> [WHAT TO DO]: State the number of lines in the material below that have "aromatic" in them, without any other text.

> [Data excerpts]:
☆ ☆ ☆ ☆

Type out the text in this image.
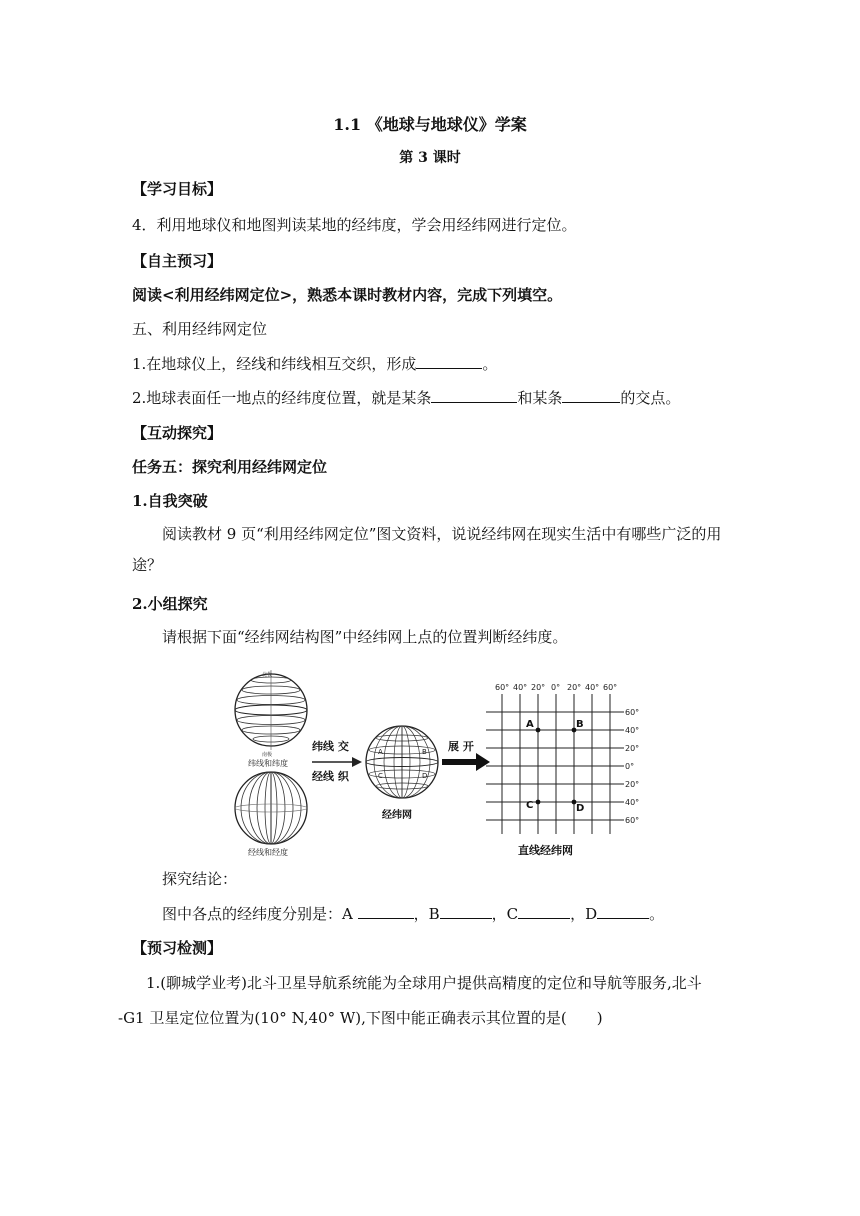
1.1 《地球与地球仪》学案
第 3 课时
【学习目标】
4．利用地球仪和地图判读某地的经纬度，学会用经纬网进行定位。
【自主预习】
阅读<利用经纬网定位>，熟悉本课时教材内容，完成下列填空。
五、利用经纬网定位
1.在地球仪上，经线和纬线相互交织，形成	。
2.地球表面任一地点的经纬度位置，就是某条	和某条	的交点。
【互动探究】
任务五：探究利用经纬网定位
1.自我突破
阅读教材 9 页“利用经纬网定位”图文资料，说说经纬网在现实生活中有哪些广泛的用途？
2.小组探究
请根据下面“经纬网结构图”中经纬网上点的位置判断经纬度。
北极
南极
纬线和纬度
经线和经度
纬线 交
经线 织
A	B
C	D
经纬网
展 开
60° 40° 20° 0° 20° 40° 60°
60°
40°
20°
0°
20°
40°
60°
A	B
C	D
直线经纬网
探究结论：
图中各点的经纬度分别是：A	，B	，C	，D	。
【预习检测】
1.(聊城学业考)北斗卫星导航系统能为全球用户提供高精度的定位和导航等服务,北斗
-G1 卫星定位位置为(10° N,40° W),下图中能正确表示其位置的是(　　)
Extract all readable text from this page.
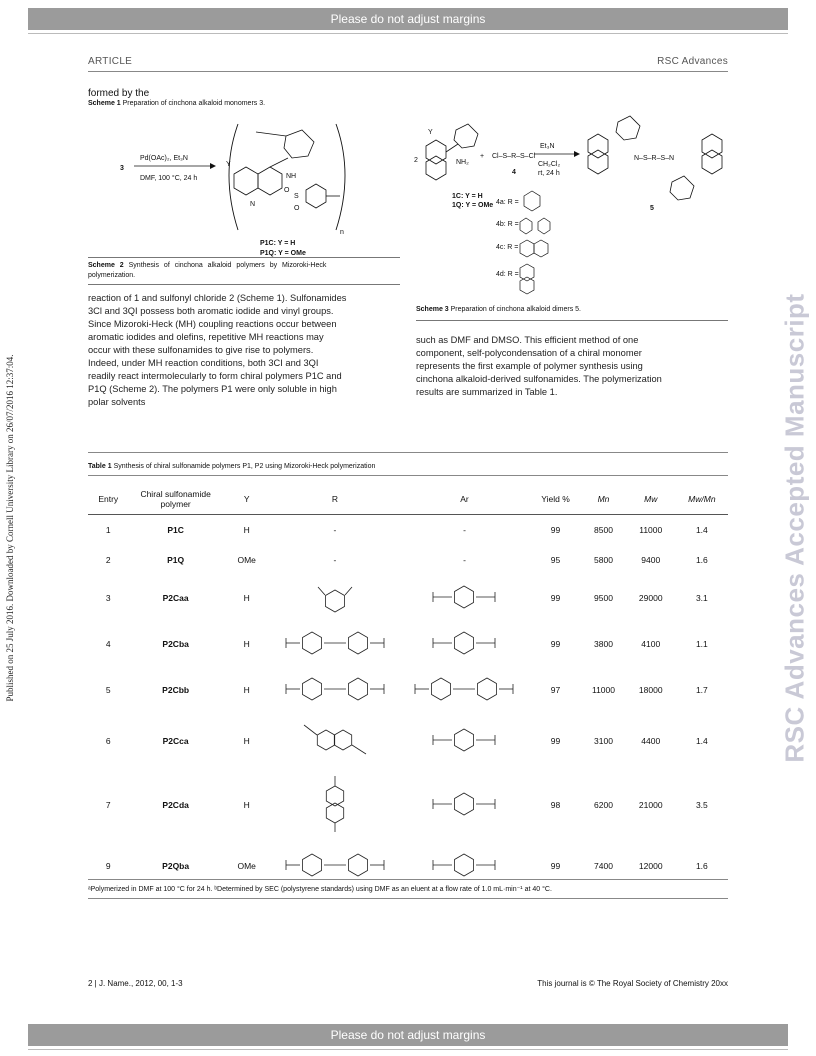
Please do not adjust margins
Please do not adjust margins
Published on 25 July 2016. Downloaded by Cornell University Library on 26/07/2016 12:37:04.	RSC Advances Accepted Manuscript
ARTICLE	RSC Advances
formed by the
Scheme 1 Preparation of cinchona alkaloid monomers 3.
3
Pd(OAc)₂, Et₃N
DMF, 100 °C, 24 h
Y
N
NH
O
S
O
n
P1C: Y = H
P1Q: Y = OMe
Scheme 2 Synthesis of cinchona alkaloid polymers by Mizoroki-Heck
polymerization.
2
Y
NH₂
+ Cl–S–R–S–Cl
4
Et₃N
CH₂Cl₂
rt, 24 h
N–S–R–S–N
5
1C: Y = H
1Q: Y = OMe 4a: R =
4b: R =
4c: R =
4d: R =
Scheme 3 Preparation of cinchona alkaloid dimers 5.
reaction of 1 and sulfonyl chloride 2 (Scheme 1). Sulfonamides
3Cl and 3QI possess both aromatic iodide and vinyl groups.
Since Mizoroki-Heck (MH) coupling reactions occur between
aromatic iodides and olefins, repetitive MH reactions may
occur with these sulfonamides to give rise to polymers.
Indeed, under MH reaction conditions, both 3CI and 3QI
readily react intermolecularly to form chiral polymers P1C and
P1Q (Scheme 2). The polymers P1 were only soluble in high
polar solvents
such as DMF and DMSO. This efficient method of one
component, self-polycondensation of a chiral monomer
represents the first example of polymer synthesis using
cinchona alkaloid-derived sulfonamides. The polymerization
results are summarized in Table 1.
Table 1 Synthesis of chiral sulfonamide polymers P1, P2 using Mizoroki-Heck polymerization
Entry	Chiral sulfonamide polymer	Y	R	Ar	Yield %	Mn	Mw	Mw/Mn
1	P1C	H	-	-	99	8500	11000	1.4
2	P1Q	OMe	-	-	95	5800	9400	1.6
3	P2Caa	H			99	9500	29000	3.1
4	P2Cba	H			99	3800	4100	1.1
5	P2Cbb	H			97	11000	18000	1.7
6	P2Cca	H			99	3100	4400	1.4
7	P2Cda	H			98	6200	21000	3.5
9	P2Qba	OMe			99	7400	12000	1.6
ᵃPolymerized in DMF at 100 °C for 24 h. ᵇDetermined by SEC (polystyrene standards) using DMF as an eluent at a flow rate of 1.0 mL·min⁻¹ at 40 °C.
2 | J. Name., 2012, 00, 1-3	This journal is © The Royal Society of Chemistry 20xx
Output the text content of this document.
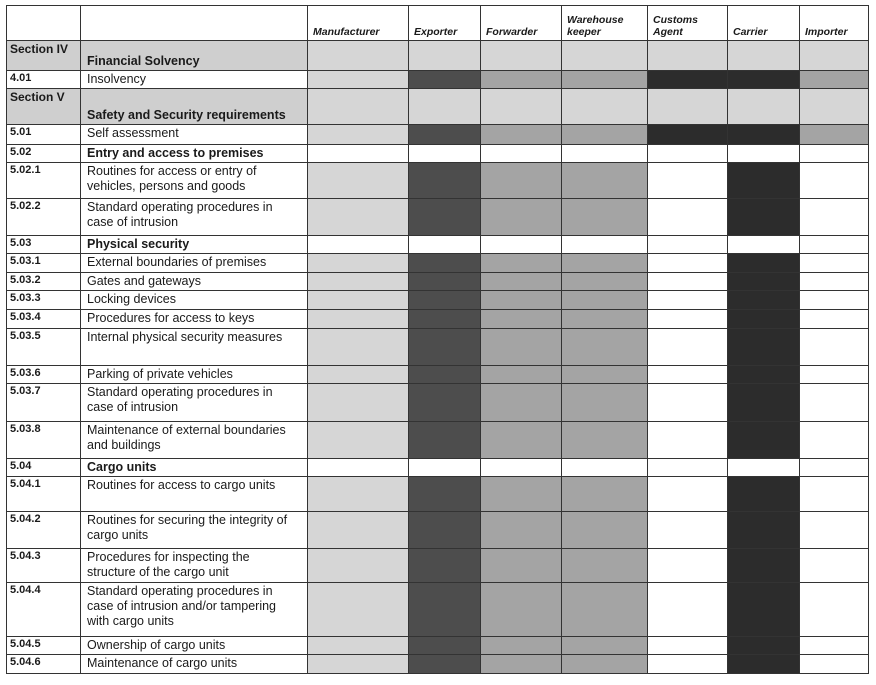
		Manufacturer	Exporter	Forwarder	Warehouse keeper	Customs Agent	Carrier	Importer
Section IV	Financial Solvency							
4.01	Insolvency							
Section V	Safety and Security requirements							
5.01	Self assessment							
5.02	Entry and access to premises							
5.02.1	Routines for access or entry of vehicles, persons and goods							
5.02.2	Standard operating procedures in case of intrusion							
5.03	Physical security							
5.03.1	External boundaries of premises							
5.03.2	Gates and gateways							
5.03.3	Locking devices							
5.03.4	Procedures for access to keys							
5.03.5	Internal physical security measures							
5.03.6	Parking of private vehicles							
5.03.7	Standard operating procedures in case of intrusion							
5.03.8	Maintenance of external boundaries and buildings							
5.04	Cargo units							
5.04.1	Routines for access to cargo units							
5.04.2	Routines for securing the integrity of cargo units							
5.04.3	Procedures for inspecting the structure of the cargo unit							
5.04.4	Standard operating procedures in case of intrusion and/or tampering with cargo units							
5.04.5	Ownership of cargo units							
5.04.6	Maintenance of cargo units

☆ ☆ ☆ ☆

> [RIGHT ANSWER]: 2